Task directions »
Please determine how many lines of the material include the word "pano", and respond with nothing but that number.

Supplied material »
•••••

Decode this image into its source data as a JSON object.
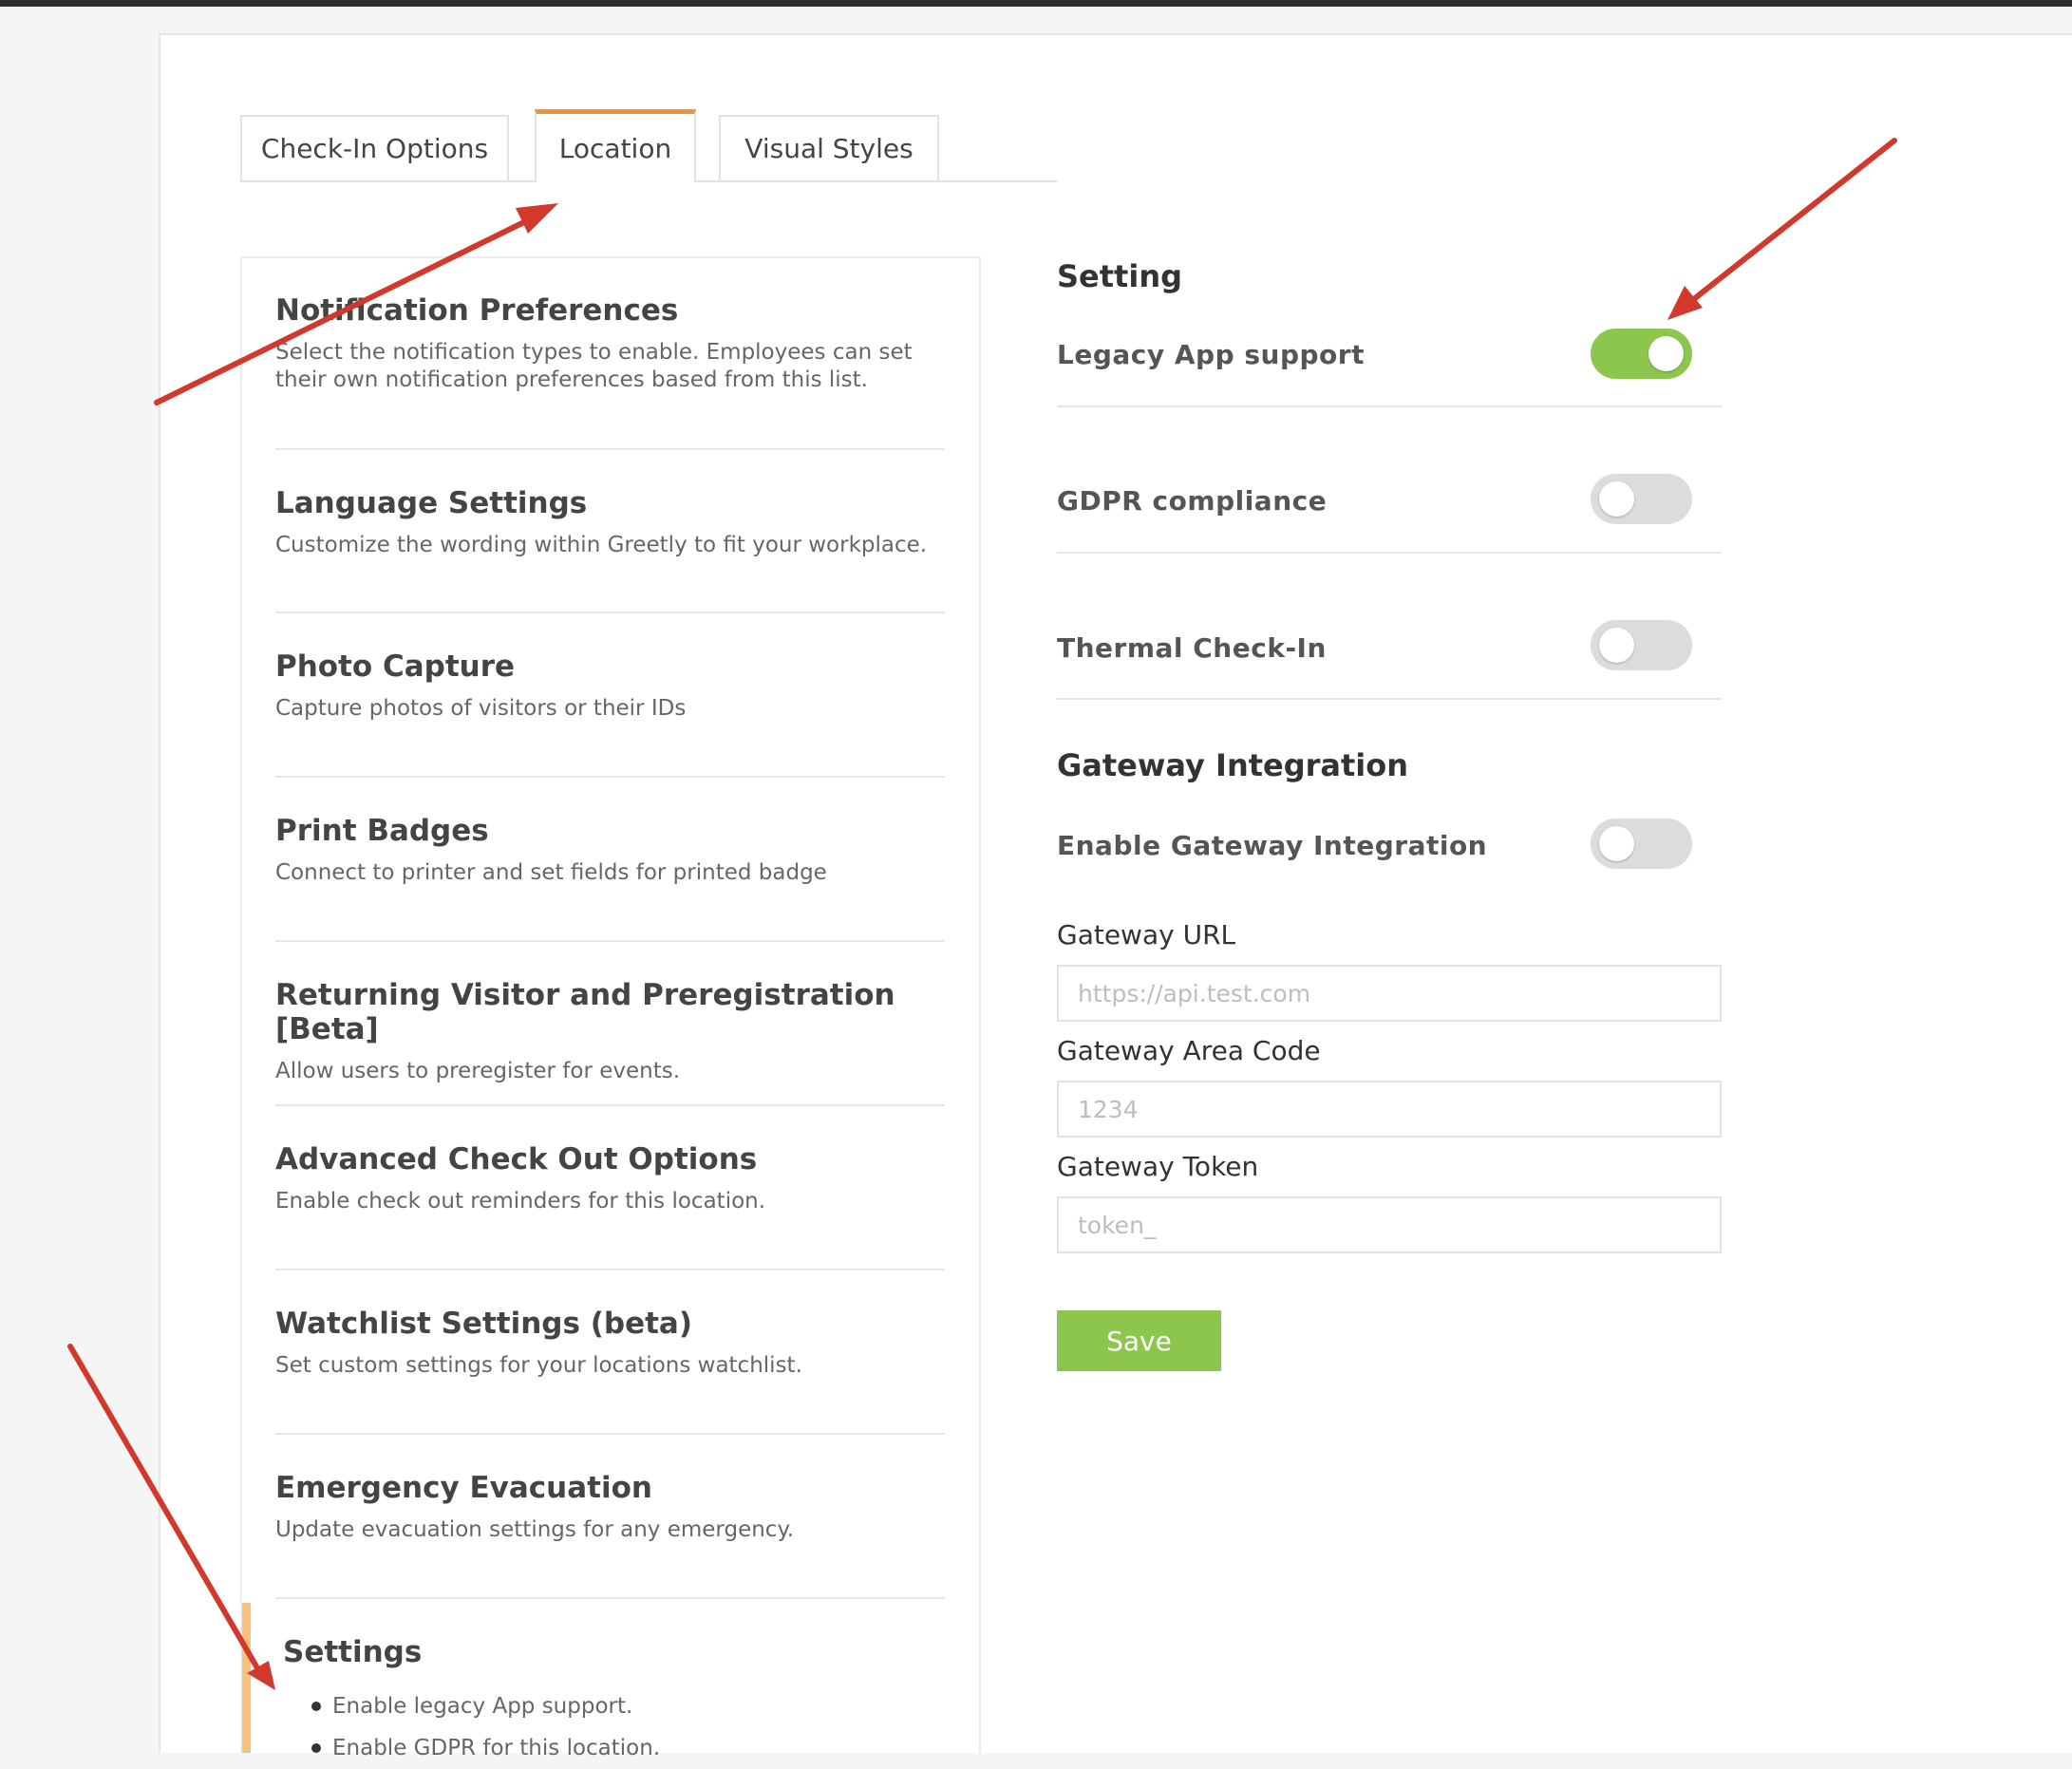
{
  "tabs": [
    {
      "label": "Check-In Options",
      "active": false
    },
    {
      "label": "Location",
      "active": true
    },
    {
      "label": "Visual Styles",
      "active": false
    }
  ],
  "menu": {
    "items": [
      {
        "title": "Notification Preferences",
        "desc": "Select the notification types to enable. Employees can set their own notification preferences based from this list."
      },
      {
        "title": "Language Settings",
        "desc": "Customize the wording within Greetly to fit your workplace."
      },
      {
        "title": "Photo Capture",
        "desc": "Capture photos of visitors or their IDs"
      },
      {
        "title": "Print Badges",
        "desc": "Connect to printer and set fields for printed badge"
      },
      {
        "title": "Returning Visitor and Preregistration [Beta]",
        "desc": "Allow users to preregister for events."
      },
      {
        "title": "Advanced Check Out Options",
        "desc": "Enable check out reminders for this location."
      },
      {
        "title": "Watchlist Settings (beta)",
        "desc": "Set custom settings for your locations watchlist."
      },
      {
        "title": "Emergency Evacuation",
        "desc": "Update evacuation settings for any emergency."
      }
    ],
    "active": {
      "title": "Settings",
      "bullets": [
        "Enable legacy App support.",
        "Enable GDPR for this location."
      ]
    }
  },
  "settings": {
    "heading": "Setting",
    "rows": [
      {
        "label": "Legacy App support",
        "on": true
      },
      {
        "label": "GDPR compliance",
        "on": false
      },
      {
        "label": "Thermal Check-In",
        "on": false
      }
    ]
  },
  "gateway": {
    "heading": "Gateway Integration",
    "toggle_label": "Enable Gateway Integration",
    "toggle_on": false,
    "url_label": "Gateway URL",
    "url_placeholder": "https://api.test.com",
    "area_label": "Gateway Area Code",
    "area_placeholder": "1234",
    "token_label": "Gateway Token",
    "token_placeholder": "token_"
  },
  "save_label": "Save",
  "colors": {
    "accent": "#f0923b",
    "toggle_on": "#8dc64d",
    "toggle_off": "#dcdcdc",
    "annotation_arrow": "#d0392b"
  }
}
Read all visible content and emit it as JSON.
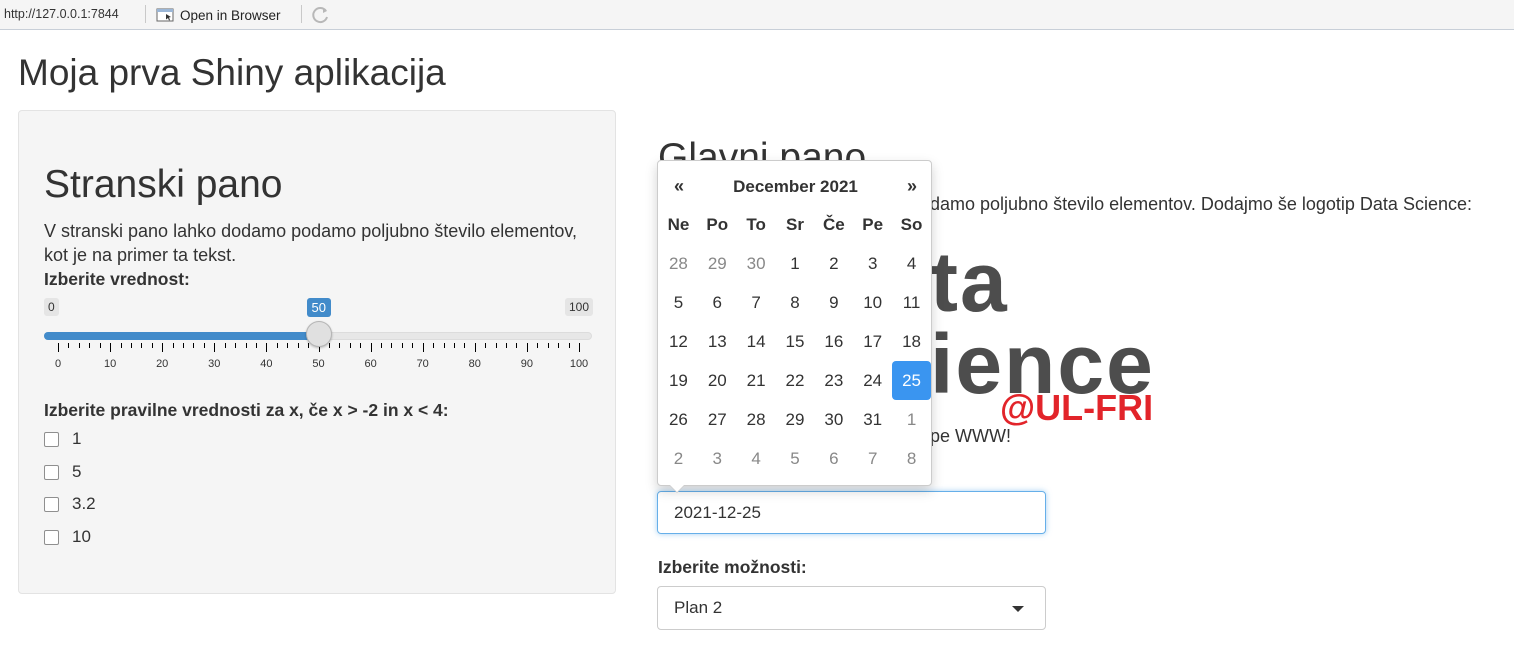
{
  "browser": {
    "url": "http://127.0.0.1:7844",
    "open_label": "Open in Browser"
  },
  "app_title": "Moja prva Shiny aplikacija",
  "sidebar": {
    "title": "Stranski pano",
    "description": "V stranski pano lahko dodamo podamo poljubno število elementov, kot je na primer ta tekst.",
    "slider": {
      "label": "Izberite vrednost:",
      "min": 0,
      "max": 100,
      "value": 50,
      "min_label": "0",
      "max_label": "100",
      "value_label": "50",
      "tick_labels": [
        "0",
        "10",
        "20",
        "30",
        "40",
        "50",
        "60",
        "70",
        "80",
        "90",
        "100"
      ]
    },
    "checkbox_group": {
      "label": "Izberite pravilne vrednosti za x, če x > -2 in x < 4:",
      "options": [
        "1",
        "5",
        "3.2",
        "10"
      ]
    }
  },
  "main": {
    "title": "Glavni pano",
    "text_visible": "damo poljubno število elementov. Dodajmo še logotip Data Science:",
    "logo_line1": "ta",
    "logo_line2": "ience",
    "logo_line3": "@UL-FRI",
    "www_text": "pe WWW!",
    "date_input_value": "2021-12-25",
    "select": {
      "label": "Izberite možnosti:",
      "value": "Plan 2"
    }
  },
  "datepicker": {
    "prev": "«",
    "next": "»",
    "month": "December 2021",
    "weekdays": [
      "Ne",
      "Po",
      "To",
      "Sr",
      "Če",
      "Pe",
      "So"
    ],
    "weeks": [
      [
        "28",
        "29",
        "30",
        "1",
        "2",
        "3",
        "4"
      ],
      [
        "5",
        "6",
        "7",
        "8",
        "9",
        "10",
        "11"
      ],
      [
        "12",
        "13",
        "14",
        "15",
        "16",
        "17",
        "18"
      ],
      [
        "19",
        "20",
        "21",
        "22",
        "23",
        "24",
        "25"
      ],
      [
        "26",
        "27",
        "28",
        "29",
        "30",
        "31",
        "1"
      ],
      [
        "2",
        "3",
        "4",
        "5",
        "6",
        "7",
        "8"
      ]
    ],
    "selected_day": "25"
  },
  "colors": {
    "accent": "#428bca",
    "datepicker_active": "#3a95f0",
    "logo_red": "#e2242a",
    "logo_gray": "#4d4d4d"
  }
}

•••••

Written solution »
3